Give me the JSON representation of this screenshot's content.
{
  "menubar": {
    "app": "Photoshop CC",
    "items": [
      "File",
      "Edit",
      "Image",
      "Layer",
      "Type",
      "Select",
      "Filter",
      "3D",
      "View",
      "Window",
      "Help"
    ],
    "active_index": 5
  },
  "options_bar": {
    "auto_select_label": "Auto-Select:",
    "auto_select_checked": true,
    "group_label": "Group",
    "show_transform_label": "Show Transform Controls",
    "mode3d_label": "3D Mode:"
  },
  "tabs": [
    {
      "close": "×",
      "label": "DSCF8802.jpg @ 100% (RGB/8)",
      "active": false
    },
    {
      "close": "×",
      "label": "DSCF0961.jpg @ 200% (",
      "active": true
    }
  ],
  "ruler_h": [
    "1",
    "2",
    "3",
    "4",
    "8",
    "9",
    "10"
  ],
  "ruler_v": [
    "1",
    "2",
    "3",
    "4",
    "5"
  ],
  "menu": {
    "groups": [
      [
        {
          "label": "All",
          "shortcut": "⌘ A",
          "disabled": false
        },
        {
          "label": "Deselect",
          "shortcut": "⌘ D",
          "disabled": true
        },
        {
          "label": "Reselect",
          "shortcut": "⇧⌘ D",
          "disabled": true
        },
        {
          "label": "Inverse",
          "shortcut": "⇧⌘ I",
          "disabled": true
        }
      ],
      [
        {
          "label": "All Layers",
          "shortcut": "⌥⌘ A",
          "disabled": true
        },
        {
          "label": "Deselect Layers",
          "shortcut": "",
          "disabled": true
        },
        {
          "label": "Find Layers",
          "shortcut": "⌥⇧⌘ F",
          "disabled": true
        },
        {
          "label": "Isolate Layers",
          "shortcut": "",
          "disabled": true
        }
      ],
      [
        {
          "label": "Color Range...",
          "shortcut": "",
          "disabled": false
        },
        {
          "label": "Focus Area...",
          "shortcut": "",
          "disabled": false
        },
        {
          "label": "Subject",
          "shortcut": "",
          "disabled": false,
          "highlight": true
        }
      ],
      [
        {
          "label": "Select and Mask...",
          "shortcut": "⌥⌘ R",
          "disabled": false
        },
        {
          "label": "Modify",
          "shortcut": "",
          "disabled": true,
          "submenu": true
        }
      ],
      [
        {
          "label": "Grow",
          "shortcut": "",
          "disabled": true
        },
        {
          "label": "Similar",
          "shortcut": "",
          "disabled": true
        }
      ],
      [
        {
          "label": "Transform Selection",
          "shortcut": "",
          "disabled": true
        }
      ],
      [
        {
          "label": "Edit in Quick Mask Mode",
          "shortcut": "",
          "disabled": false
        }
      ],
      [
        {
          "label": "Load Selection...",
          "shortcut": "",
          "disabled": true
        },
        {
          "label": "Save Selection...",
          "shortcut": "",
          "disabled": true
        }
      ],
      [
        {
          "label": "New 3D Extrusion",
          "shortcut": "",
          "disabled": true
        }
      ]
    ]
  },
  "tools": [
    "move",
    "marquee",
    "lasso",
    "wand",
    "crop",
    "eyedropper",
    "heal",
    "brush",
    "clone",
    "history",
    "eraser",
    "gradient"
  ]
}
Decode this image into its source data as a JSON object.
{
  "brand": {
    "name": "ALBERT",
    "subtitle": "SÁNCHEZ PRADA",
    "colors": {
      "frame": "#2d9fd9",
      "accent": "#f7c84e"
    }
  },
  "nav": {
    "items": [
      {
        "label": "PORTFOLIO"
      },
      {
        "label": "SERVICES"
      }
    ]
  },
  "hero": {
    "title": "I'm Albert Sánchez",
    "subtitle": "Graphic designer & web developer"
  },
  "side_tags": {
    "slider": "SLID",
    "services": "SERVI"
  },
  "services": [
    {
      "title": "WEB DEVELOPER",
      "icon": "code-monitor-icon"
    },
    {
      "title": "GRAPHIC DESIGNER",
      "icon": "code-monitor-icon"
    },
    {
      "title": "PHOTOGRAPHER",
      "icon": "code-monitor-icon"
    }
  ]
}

* **TASK GOAL**
Look above for every line with the word "Transform" and copy it.

* **SOLUTION**
    "show_transform_label": "Show Transform Controls",
          "label": "Transform Selection",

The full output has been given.